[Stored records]
** Begin **

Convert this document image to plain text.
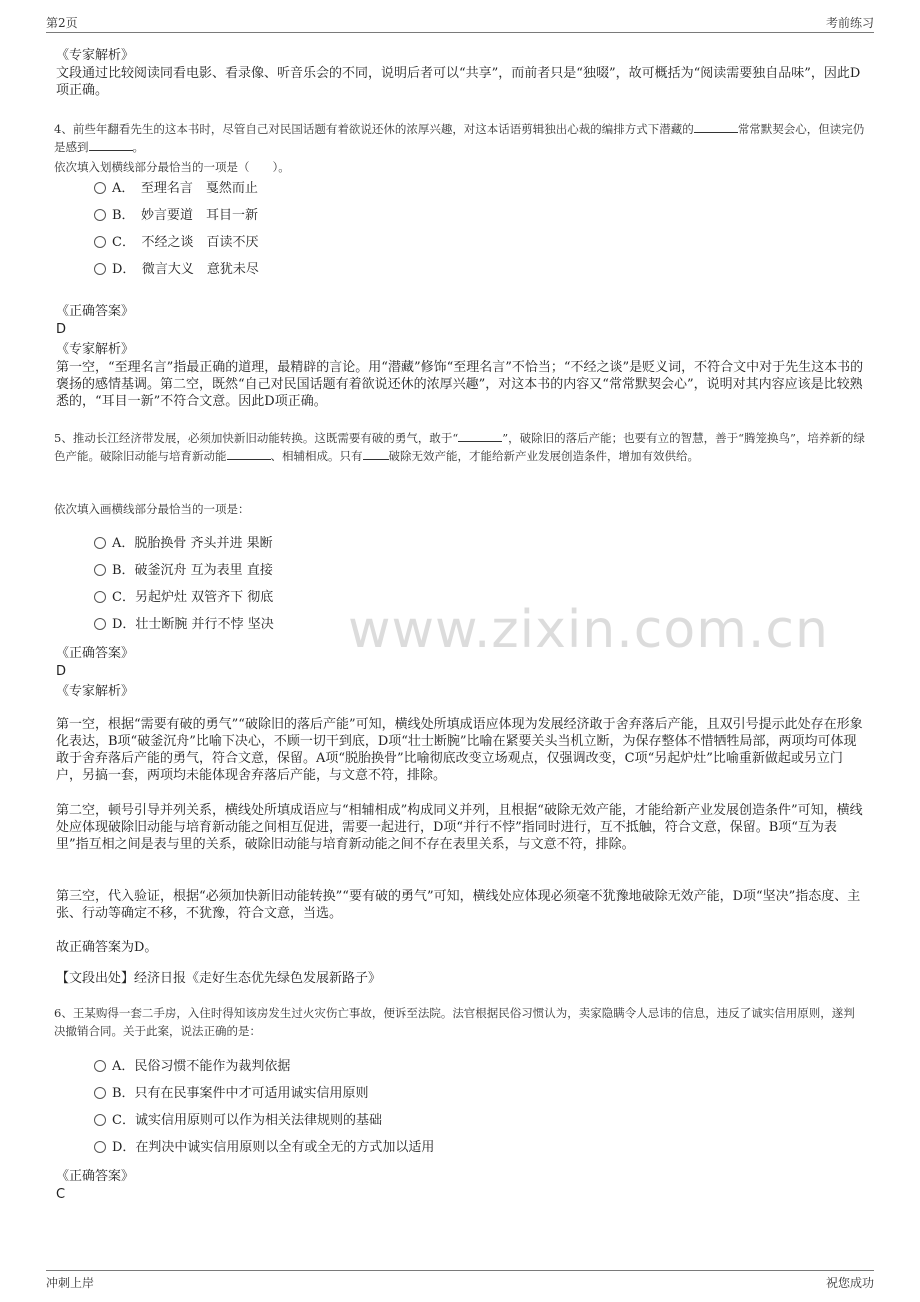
第2页	考前练习
www.zixin.com.cn
《专家解析》
文段通过比较阅读同看电影、看录像、听音乐会的不同，说明后者可以“共享”，而前者只是“独啜”，故可概括为“阅读需要独自品味”，因此D项正确。
4、前些年翻看先生的这本书时，尽管自己对民国话题有着欲说还休的浓厚兴趣，对这本话语剪辑独出心裁的编排方式下潜藏的	常常默契会心，但读完仍是感到	。
依次填入划横线部分最恰当的一项是（　　）。
A．　至理名言　戛然而止
B．　妙言要道　耳目一新
C．　不经之谈　百读不厌
D．　微言大义　意犹未尽
《正确答案》
D
《专家解析》
第一空，“至理名言”指最正确的道理，最精辟的言论。用“潜藏”修饰“至理名言”不恰当；“不经之谈”是贬义词，不符合文中对于先生这本书的褒扬的感情基调。第二空，既然“自己对民国话题有着欲说还休的浓厚兴趣”，对这本书的内容又“常常默契会心”，说明对其内容应该是比较熟悉的，“耳目一新”不符合文意。因此D项正确。
5、推动长江经济带发展，必须加快新旧动能转换。这既需要有破的勇气，敢于“	”，破除旧的落后产能；也要有立的智慧，善于“腾笼换鸟”，培养新的绿色产能。破除旧动能与培育新动能	、相辅相成。只有 破除无效产能，才能给新产业发展创造条件，增加有效供给。
依次填入画横线部分最恰当的一项是：
A．脱胎换骨 齐头并进 果断
B．破釜沉舟 互为表里 直接
C．另起炉灶 双管齐下 彻底
D．壮士断腕 并行不悖 坚决
《正确答案》
D
《专家解析》
第一空，根据“需要有破的勇气”“破除旧的落后产能”可知，横线处所填成语应体现为发展经济敢于舍弃落后产能，且双引号提示此处存在形象化表达，B项“破釜沉舟”比喻下决心，不顾一切干到底，D项“壮士断腕”比喻在紧要关头当机立断，为保存整体不惜牺牲局部，两项均可体现敢于舍弃落后产能的勇气，符合文意，保留。A项“脱胎换骨”比喻彻底改变立场观点，仅强调改变，C项“另起炉灶”比喻重新做起或另立门户，另搞一套，两项均未能体现舍弃落后产能，与文意不符，排除。
第二空，顿号引导并列关系，横线处所填成语应与“相辅相成”构成同义并列，且根据“破除无效产能，才能给新产业发展创造条件”可知，横线处应体现破除旧动能与培育新动能之间相互促进，需要一起进行，D项“并行不悖”指同时进行，互不抵触，符合文意，保留。B项“互为表里”指互相之间是表与里的关系，破除旧动能与培育新动能之间不存在表里关系，与文意不符，排除。
第三空，代入验证，根据“必须加快新旧动能转换”“要有破的勇气”可知，横线处应体现必须毫不犹豫地破除无效产能，D项“坚决”指态度、主张、行动等确定不移，不犹豫，符合文意，当选。
故正确答案为D。
【文段出处】经济日报《走好生态优先绿色发展新路子》
6、王某购得一套二手房，入住时得知该房发生过火灾伤亡事故，便诉至法院。法官根据民俗习惯认为，卖家隐瞒令人忌讳的信息，违反了诚实信用原则，遂判决撤销合同。关于此案，说法正确的是：
A．民俗习惯不能作为裁判依据
B．只有在民事案件中才可适用诚实信用原则
C．诚实信用原则可以作为相关法律规则的基础
D．在判决中诚实信用原则以全有或全无的方式加以适用
《正确答案》
C
冲刺上岸	祝您成功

** End **

_EXERCISE DESCRIPTION_. In your copy, leave out the pictures and reproduce the material above exactly.

_THE OUTPUT_.
Convert this document image to plain text.
第2页	考前练习
www.zixin.com.cn
《专家解析》
文段通过比较阅读同看电影、看录像、听音乐会的不同，说明后者可以“共享”，而前者只是“独啜”，故可概括为“阅读需要独自品味”，因此D项正确。
4、前些年翻看先生的这本书时，尽管自己对民国话题有着欲说还休的浓厚兴趣，对这本话语剪辑独出心裁的编排方式下潜藏的	常常默契会心，但读完仍是感到	。
依次填入划横线部分最恰当的一项是（　　）。
A．　至理名言　戛然而止
B．　妙言要道　耳目一新
C．　不经之谈　百读不厌
D．　微言大义　意犹未尽
《正确答案》
D
《专家解析》
第一空，“至理名言”指最正确的道理，最精辟的言论。用“潜藏”修饰“至理名言”不恰当；“不经之谈”是贬义词，不符合文中对于先生这本书的褒扬的感情基调。第二空，既然“自己对民国话题有着欲说还休的浓厚兴趣”，对这本书的内容又“常常默契会心”，说明对其内容应该是比较熟悉的，“耳目一新”不符合文意。因此D项正确。
5、推动长江经济带发展，必须加快新旧动能转换。这既需要有破的勇气，敢于“	”，破除旧的落后产能；也要有立的智慧，善于“腾笼换鸟”，培养新的绿色产能。破除旧动能与培育新动能	、相辅相成。只有 破除无效产能，才能给新产业发展创造条件，增加有效供给。
依次填入画横线部分最恰当的一项是：
A．脱胎换骨 齐头并进 果断
B．破釜沉舟 互为表里 直接
C．另起炉灶 双管齐下 彻底
D．壮士断腕 并行不悖 坚决
《正确答案》
D
《专家解析》
第一空，根据“需要有破的勇气”“破除旧的落后产能”可知，横线处所填成语应体现为发展经济敢于舍弃落后产能，且双引号提示此处存在形象化表达，B项“破釜沉舟”比喻下决心，不顾一切干到底，D项“壮士断腕”比喻在紧要关头当机立断，为保存整体不惜牺牲局部，两项均可体现敢于舍弃落后产能的勇气，符合文意，保留。A项“脱胎换骨”比喻彻底改变立场观点，仅强调改变，C项“另起炉灶”比喻重新做起或另立门户，另搞一套，两项均未能体现舍弃落后产能，与文意不符，排除。
第二空，顿号引导并列关系，横线处所填成语应与“相辅相成”构成同义并列，且根据“破除无效产能，才能给新产业发展创造条件”可知，横线处应体现破除旧动能与培育新动能之间相互促进，需要一起进行，D项“并行不悖”指同时进行，互不抵触，符合文意，保留。B项“互为表里”指互相之间是表与里的关系，破除旧动能与培育新动能之间不存在表里关系，与文意不符，排除。
第三空，代入验证，根据“必须加快新旧动能转换”“要有破的勇气”可知，横线处应体现必须毫不犹豫地破除无效产能，D项“坚决”指态度、主张、行动等确定不移，不犹豫，符合文意，当选。
故正确答案为D。
【文段出处】经济日报《走好生态优先绿色发展新路子》
6、王某购得一套二手房，入住时得知该房发生过火灾伤亡事故，便诉至法院。法官根据民俗习惯认为，卖家隐瞒令人忌讳的信息，违反了诚实信用原则，遂判决撤销合同。关于此案，说法正确的是：
A．民俗习惯不能作为裁判依据
B．只有在民事案件中才可适用诚实信用原则
C．诚实信用原则可以作为相关法律规则的基础
D．在判决中诚实信用原则以全有或全无的方式加以适用
《正确答案》
C
冲刺上岸	祝您成功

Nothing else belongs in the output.